» Exercise prompt
Answer these from the Central Coast herping thread:
1. Which two wild animals does the opening post most want to photograph?
2. How far away is Somersby Falls, according to the reply from nintendont?
3. Which national park is named in the reply from Australis?

» Page extract

- - - - -

# Central coast herping advice?



## AussieReptiles10 (Jan 5, 2013)

Hey, i am heading up to ettalong beach next weekend for a few days and i want to go herping but i dont know where to go! Is there any good areas/spots near ettalong beach that would be good to go herping in? And what species would i find there? I was thinking about cruising around at night through bush areas, would i find anything at night? (Along roads/trails) i am also going to sydney on the way back for a few nights is there any good spots/areas near sydney? I have just bought a new camera and im looking to get some nice photos. I am very interested in taking some photos of wild lace monitors and diamond pythons! Where should i look to find them? 
Regards, Liam


----------



## nintendont (Jan 5, 2013)

Close to Ettalong the only places that come to mind are Blackwall Mountain or a bush trail I cant think of the name of that is on the way over to Patonga. Its a dirt track that is a left hand turn off the main road to the 'Tong. I love reptiles but ive never gone out of my way to go "herping" as you like to call it around here...and suspect you would only find Blue tongues and other (in my opinion) boring skinks.
If I was you I would take a day trip to Somersby Falls which is about half an hour away...although it hasnt rained in a while there is still some cool stuff there. Tadpoles, Dragons and maybe even a Diamond python (if your extremely lucky).
Somersby is gated at night. Ive tried to go there so I know!! (not much of a walk though...really. wink wink)
Hope this helps, otherwise there is a nice coastal at Etta i know of!!!


----------



## Australis (Jan 5, 2013)

Do a couple of hours in one of the National Parks that are around the peninsula and you shouldn't have any trouble finding yourself a lacie and plenty of V. rosenbergi in the mornings and afternoons. 

Brisbane Water National Park - Walking | NSW National Parks


----------



## AussieReptiles10 (Jan 5, 2013)

Thanks mate i will do that. What time in the afternoon is the best? Close to sunset?


----------



## Australis (Jan 6, 2013)

- - - - -

» Listed records

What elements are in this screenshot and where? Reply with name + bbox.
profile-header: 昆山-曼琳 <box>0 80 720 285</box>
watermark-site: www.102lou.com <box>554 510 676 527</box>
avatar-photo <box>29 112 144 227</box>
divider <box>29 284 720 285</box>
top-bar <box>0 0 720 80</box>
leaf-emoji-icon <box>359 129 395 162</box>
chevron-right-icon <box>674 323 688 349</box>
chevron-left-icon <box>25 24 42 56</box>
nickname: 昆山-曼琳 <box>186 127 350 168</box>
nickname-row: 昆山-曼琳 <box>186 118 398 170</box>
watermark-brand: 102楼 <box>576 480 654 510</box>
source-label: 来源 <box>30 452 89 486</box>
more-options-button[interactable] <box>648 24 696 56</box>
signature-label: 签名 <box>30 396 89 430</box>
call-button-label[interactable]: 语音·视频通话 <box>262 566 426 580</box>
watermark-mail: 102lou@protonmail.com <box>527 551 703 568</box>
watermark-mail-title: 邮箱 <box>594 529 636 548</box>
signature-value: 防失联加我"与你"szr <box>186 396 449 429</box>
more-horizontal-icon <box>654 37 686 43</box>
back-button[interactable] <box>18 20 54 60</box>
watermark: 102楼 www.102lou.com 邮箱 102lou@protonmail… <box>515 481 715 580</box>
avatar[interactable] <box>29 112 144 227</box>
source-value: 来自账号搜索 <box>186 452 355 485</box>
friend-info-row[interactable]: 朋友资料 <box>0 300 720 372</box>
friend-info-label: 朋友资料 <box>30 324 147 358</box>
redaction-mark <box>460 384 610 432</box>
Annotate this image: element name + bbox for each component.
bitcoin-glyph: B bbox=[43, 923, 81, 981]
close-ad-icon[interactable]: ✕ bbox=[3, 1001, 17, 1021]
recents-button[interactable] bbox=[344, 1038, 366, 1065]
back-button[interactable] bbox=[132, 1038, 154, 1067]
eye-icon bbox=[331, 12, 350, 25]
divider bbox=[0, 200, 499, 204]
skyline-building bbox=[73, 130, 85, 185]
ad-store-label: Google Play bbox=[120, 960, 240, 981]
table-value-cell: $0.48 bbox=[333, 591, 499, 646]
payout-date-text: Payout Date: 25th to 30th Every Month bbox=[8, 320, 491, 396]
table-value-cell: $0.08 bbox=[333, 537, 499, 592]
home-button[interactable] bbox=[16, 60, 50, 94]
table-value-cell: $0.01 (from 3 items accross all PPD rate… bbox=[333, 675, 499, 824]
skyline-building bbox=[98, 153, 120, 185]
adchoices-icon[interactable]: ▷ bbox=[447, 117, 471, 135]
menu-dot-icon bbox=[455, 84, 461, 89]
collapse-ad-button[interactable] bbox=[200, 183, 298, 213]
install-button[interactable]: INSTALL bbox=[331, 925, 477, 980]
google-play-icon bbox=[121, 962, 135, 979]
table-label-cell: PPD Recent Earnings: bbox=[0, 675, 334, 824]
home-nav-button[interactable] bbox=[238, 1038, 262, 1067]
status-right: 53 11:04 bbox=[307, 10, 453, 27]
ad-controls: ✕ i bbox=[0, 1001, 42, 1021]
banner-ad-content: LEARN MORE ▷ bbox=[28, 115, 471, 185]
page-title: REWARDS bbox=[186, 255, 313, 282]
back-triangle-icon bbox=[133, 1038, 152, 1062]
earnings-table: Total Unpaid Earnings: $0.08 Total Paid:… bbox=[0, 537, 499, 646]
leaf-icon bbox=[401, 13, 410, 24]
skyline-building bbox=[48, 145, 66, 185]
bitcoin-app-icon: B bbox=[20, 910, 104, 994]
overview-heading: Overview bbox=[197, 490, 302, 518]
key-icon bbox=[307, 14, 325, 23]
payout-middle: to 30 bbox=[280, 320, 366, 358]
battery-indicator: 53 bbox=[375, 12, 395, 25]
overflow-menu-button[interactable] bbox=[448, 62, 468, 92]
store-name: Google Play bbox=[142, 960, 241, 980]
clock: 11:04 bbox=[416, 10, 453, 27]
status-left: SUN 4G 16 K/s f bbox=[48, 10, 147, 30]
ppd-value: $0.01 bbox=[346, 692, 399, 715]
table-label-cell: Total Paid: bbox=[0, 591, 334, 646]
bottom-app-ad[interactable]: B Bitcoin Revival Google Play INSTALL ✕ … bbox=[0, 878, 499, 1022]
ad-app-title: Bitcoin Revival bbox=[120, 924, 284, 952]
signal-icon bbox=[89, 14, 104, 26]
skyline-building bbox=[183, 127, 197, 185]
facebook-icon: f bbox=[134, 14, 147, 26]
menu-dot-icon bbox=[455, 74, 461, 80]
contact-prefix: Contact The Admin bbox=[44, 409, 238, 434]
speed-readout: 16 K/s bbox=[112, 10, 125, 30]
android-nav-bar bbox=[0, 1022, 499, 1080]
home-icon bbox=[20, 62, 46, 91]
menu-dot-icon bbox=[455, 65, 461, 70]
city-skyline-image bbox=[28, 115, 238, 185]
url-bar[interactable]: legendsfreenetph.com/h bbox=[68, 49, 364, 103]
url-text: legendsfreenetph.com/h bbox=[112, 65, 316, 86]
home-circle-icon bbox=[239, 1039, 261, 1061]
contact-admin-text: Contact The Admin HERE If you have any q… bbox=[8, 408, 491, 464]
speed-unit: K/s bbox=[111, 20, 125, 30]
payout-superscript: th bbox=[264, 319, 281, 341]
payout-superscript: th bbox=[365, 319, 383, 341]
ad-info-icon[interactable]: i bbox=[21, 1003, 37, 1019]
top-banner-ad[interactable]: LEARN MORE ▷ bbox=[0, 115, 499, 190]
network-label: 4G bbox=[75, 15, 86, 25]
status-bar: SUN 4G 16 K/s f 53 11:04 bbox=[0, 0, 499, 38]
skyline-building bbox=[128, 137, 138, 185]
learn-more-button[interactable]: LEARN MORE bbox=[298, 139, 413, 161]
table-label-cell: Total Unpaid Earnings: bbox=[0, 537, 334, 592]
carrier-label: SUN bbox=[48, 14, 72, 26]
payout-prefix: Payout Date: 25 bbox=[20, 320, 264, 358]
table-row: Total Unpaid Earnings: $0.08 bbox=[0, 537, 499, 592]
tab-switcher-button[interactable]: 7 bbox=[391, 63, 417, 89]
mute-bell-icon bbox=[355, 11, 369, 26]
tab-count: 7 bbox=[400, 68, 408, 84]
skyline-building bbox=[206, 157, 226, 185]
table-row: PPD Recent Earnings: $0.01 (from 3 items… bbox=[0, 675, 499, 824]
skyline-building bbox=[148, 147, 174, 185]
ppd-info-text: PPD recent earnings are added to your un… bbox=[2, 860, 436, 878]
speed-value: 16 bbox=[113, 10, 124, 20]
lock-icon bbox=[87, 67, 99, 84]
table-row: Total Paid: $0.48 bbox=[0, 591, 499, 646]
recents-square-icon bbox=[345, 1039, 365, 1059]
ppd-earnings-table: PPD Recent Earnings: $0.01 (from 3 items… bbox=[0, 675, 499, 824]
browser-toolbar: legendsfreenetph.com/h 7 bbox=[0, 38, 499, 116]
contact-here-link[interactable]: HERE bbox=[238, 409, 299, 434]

- - - - -

» Exercise output
1. Lace monitors and diamond pythons.
2. About half an hour away.
3. Brisbane Water National Park.